▶ Excerpts from a figure dataset
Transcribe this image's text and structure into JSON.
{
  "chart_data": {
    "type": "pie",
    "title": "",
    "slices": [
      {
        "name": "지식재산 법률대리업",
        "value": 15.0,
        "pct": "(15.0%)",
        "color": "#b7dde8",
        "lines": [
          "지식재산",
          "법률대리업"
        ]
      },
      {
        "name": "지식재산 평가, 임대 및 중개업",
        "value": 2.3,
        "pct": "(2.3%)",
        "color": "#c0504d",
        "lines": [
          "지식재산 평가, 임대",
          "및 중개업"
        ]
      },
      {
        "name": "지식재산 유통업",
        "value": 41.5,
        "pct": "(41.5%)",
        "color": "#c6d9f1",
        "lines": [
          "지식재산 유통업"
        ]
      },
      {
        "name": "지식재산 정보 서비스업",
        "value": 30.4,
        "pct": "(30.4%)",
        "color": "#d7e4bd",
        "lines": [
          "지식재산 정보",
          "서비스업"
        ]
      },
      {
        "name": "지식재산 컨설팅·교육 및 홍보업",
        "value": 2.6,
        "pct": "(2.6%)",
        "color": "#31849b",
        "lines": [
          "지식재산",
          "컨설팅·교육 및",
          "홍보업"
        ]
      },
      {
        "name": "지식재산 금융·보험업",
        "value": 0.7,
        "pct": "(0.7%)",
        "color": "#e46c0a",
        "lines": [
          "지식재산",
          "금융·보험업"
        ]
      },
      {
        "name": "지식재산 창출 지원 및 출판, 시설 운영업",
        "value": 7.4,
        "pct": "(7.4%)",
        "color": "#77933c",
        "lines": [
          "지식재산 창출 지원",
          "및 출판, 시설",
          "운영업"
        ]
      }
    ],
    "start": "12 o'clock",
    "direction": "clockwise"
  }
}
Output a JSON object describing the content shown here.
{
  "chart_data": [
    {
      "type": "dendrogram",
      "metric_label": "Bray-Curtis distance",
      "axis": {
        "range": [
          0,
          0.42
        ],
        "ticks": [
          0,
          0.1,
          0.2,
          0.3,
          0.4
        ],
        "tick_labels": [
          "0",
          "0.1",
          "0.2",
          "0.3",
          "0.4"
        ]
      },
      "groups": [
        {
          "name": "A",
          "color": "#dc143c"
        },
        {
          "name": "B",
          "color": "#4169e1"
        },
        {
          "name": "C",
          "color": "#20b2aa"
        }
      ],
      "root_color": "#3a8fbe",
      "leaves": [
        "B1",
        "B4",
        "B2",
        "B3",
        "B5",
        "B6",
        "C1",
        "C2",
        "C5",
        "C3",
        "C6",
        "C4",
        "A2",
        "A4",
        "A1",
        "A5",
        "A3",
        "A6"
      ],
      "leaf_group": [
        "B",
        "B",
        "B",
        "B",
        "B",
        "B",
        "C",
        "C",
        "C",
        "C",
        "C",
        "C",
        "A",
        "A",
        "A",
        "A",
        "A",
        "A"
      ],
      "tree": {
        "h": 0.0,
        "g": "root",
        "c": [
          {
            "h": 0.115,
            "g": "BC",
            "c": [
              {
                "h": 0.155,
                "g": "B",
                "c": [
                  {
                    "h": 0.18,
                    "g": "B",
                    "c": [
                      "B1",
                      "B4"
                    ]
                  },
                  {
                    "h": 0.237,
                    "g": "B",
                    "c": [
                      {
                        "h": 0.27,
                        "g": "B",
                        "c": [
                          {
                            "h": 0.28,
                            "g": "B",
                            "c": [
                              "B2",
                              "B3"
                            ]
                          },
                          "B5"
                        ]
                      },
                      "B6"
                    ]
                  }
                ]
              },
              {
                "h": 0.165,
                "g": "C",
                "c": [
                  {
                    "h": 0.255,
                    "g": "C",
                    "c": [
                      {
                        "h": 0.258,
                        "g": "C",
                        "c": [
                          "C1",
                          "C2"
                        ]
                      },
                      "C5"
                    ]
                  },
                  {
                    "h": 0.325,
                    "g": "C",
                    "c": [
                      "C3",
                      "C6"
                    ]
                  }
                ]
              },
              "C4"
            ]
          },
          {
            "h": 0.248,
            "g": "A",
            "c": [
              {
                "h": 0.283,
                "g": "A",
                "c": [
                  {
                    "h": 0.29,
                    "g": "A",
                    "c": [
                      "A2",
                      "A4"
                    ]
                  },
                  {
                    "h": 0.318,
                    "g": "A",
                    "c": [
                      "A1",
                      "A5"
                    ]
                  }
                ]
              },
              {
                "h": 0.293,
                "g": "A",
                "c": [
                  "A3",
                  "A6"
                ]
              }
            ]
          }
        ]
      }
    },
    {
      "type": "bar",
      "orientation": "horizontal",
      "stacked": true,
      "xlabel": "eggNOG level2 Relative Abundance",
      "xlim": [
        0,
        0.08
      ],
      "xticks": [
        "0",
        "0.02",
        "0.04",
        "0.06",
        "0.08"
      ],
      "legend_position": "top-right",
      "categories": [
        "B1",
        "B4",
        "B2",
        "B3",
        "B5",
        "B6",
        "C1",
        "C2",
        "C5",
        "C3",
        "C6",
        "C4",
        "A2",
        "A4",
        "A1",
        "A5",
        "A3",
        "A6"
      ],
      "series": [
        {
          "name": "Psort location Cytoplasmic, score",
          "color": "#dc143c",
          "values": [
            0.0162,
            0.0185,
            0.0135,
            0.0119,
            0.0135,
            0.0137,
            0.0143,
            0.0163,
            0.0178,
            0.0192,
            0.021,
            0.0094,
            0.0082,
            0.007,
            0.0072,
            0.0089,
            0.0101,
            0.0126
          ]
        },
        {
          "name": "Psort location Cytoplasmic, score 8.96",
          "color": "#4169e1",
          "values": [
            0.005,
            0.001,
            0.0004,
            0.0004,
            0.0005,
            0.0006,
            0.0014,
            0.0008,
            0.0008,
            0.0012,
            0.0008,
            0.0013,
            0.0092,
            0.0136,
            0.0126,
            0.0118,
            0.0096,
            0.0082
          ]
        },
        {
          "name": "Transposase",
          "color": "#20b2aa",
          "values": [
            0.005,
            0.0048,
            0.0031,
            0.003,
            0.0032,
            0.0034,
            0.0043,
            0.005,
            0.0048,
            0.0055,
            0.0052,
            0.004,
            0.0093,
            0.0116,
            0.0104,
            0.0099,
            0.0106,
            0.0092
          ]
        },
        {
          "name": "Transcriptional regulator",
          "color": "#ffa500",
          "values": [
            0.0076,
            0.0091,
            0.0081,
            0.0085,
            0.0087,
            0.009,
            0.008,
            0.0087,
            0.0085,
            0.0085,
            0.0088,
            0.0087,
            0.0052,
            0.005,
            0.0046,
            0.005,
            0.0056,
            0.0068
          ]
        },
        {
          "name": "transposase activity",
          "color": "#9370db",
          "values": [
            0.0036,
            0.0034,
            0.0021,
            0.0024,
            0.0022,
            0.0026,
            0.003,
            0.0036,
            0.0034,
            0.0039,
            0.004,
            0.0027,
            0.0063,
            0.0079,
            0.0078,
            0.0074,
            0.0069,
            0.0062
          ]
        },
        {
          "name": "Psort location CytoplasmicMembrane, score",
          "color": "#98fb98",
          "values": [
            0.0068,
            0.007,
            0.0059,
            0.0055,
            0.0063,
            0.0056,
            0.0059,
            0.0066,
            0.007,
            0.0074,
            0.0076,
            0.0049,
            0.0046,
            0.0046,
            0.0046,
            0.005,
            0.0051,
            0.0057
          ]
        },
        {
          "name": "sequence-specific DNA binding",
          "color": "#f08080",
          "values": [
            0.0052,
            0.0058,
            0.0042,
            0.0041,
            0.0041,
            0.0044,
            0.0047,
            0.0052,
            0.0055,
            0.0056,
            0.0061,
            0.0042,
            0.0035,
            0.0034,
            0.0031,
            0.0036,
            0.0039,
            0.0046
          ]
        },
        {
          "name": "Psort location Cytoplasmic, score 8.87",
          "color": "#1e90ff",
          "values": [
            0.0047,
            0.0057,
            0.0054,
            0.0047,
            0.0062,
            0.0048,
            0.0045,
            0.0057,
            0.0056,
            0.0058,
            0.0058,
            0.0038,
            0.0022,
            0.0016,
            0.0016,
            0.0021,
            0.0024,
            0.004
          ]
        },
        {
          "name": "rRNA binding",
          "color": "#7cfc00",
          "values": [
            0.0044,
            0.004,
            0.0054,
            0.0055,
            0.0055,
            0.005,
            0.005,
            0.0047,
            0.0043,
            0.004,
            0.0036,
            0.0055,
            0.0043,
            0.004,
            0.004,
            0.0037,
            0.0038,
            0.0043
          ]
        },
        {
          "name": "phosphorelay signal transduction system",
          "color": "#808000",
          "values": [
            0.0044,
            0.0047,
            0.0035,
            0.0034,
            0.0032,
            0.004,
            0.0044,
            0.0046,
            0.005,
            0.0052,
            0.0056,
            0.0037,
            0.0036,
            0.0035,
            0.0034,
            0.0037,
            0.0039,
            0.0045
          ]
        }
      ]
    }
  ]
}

--

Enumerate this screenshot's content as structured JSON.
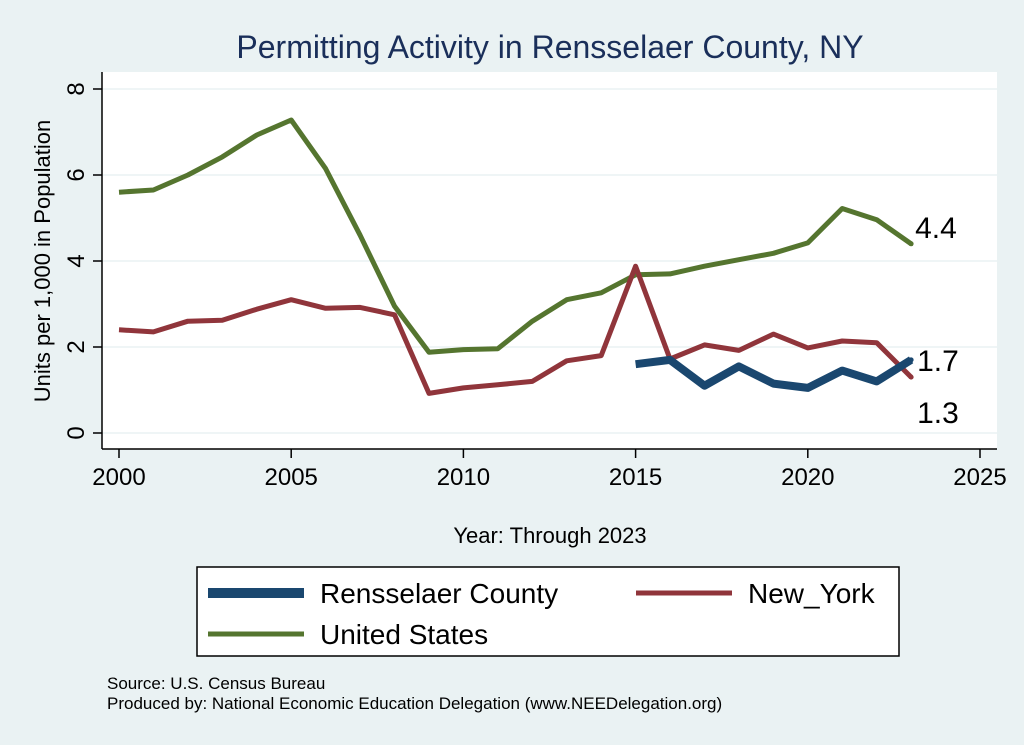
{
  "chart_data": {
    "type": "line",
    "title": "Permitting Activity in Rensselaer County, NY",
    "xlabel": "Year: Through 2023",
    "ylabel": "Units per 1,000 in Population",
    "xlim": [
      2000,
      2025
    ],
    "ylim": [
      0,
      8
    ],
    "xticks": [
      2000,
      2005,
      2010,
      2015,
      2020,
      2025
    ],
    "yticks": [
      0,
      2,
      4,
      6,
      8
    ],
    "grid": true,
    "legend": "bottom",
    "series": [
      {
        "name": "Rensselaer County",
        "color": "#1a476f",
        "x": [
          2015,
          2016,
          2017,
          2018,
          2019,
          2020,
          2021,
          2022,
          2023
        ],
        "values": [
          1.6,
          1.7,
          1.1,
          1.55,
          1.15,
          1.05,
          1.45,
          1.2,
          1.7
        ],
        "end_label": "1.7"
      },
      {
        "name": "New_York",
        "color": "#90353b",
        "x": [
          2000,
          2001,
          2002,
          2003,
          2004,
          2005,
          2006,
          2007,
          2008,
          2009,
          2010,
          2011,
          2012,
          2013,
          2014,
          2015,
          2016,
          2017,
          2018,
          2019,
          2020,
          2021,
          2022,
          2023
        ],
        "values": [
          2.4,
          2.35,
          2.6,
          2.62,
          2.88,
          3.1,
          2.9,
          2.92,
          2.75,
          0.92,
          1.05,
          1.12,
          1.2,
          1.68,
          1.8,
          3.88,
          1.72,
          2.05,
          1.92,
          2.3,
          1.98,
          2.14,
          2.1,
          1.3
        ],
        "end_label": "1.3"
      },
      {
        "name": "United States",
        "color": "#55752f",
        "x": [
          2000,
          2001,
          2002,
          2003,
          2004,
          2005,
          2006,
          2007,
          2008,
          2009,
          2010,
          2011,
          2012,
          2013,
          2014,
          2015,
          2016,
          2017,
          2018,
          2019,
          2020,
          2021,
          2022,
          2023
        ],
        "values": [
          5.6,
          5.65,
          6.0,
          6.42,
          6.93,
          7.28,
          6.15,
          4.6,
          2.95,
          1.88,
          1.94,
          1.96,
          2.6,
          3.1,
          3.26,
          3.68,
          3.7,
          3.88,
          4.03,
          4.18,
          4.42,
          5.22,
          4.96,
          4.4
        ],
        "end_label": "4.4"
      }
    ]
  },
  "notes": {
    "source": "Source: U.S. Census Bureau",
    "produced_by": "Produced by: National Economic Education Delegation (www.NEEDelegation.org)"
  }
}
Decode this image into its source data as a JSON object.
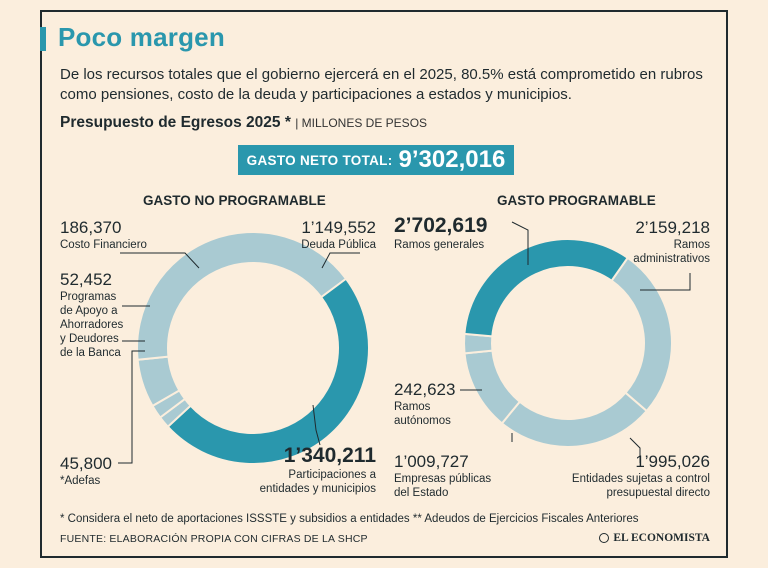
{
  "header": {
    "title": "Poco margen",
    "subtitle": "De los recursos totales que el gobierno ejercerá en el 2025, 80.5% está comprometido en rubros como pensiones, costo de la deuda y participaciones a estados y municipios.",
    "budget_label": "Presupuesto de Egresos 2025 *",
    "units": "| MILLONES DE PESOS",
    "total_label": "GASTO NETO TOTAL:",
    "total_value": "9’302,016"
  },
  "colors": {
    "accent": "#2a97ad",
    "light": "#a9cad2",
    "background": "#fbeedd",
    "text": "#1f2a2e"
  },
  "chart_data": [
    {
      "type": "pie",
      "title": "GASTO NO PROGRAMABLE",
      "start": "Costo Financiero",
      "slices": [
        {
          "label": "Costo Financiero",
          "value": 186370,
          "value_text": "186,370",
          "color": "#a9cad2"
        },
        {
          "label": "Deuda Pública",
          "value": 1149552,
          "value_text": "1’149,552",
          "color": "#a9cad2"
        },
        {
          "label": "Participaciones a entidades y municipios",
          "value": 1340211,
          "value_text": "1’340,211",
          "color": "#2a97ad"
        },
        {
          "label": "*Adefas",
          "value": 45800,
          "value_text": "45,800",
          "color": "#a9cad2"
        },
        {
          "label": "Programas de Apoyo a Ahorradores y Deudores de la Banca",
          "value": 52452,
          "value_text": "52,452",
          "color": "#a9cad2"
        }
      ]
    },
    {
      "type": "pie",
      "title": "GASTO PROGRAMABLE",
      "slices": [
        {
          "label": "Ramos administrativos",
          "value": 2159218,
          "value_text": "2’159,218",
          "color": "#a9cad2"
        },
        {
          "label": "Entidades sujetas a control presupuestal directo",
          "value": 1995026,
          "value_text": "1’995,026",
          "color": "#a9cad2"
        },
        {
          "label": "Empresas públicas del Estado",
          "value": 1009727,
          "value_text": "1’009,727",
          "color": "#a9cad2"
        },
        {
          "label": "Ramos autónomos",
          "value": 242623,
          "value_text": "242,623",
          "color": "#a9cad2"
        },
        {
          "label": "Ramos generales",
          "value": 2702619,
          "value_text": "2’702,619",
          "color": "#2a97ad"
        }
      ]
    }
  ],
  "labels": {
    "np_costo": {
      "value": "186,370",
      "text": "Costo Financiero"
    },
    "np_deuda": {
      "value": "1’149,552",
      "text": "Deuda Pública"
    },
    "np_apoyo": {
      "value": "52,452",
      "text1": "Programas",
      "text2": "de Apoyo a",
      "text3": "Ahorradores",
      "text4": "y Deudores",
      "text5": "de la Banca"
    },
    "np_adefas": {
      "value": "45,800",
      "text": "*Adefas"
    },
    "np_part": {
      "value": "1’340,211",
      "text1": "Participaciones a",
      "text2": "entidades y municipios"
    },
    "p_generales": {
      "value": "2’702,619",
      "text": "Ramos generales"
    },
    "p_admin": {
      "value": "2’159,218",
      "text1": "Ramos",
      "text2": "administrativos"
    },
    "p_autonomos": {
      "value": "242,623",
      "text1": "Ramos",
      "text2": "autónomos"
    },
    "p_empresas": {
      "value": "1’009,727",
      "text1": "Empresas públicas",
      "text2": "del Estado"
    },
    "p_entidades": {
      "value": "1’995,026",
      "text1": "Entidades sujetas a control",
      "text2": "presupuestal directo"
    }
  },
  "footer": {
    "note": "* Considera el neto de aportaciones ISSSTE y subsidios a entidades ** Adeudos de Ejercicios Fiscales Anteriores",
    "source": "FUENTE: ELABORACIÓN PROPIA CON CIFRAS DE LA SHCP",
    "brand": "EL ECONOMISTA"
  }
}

▶ What you are asked to do
Pull every line containing the word "source" out of the entries above.

▶ Response to the exercise
    "source": "Source: U.S. Census Bureau",
Decode this image into its source data as a JSON object.
    "source": "FUENTE: ELABORACIÓN PROPIA CON CIFRAS DE LA SHCP",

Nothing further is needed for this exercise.